■ **SET PROBLEM**: Return only the count of lines in which the word "donc" appears.

■ **INPUT FOR THIS TASK**:
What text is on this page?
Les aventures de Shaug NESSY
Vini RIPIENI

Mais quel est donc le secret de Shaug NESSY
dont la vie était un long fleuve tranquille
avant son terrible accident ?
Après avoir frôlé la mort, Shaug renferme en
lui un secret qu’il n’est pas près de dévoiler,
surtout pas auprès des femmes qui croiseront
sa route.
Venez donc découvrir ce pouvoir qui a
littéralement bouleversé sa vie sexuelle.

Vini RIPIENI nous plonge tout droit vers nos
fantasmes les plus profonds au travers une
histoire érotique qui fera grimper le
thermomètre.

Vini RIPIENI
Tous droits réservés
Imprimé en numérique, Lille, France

■ **EXPECTED ANSWER**: 2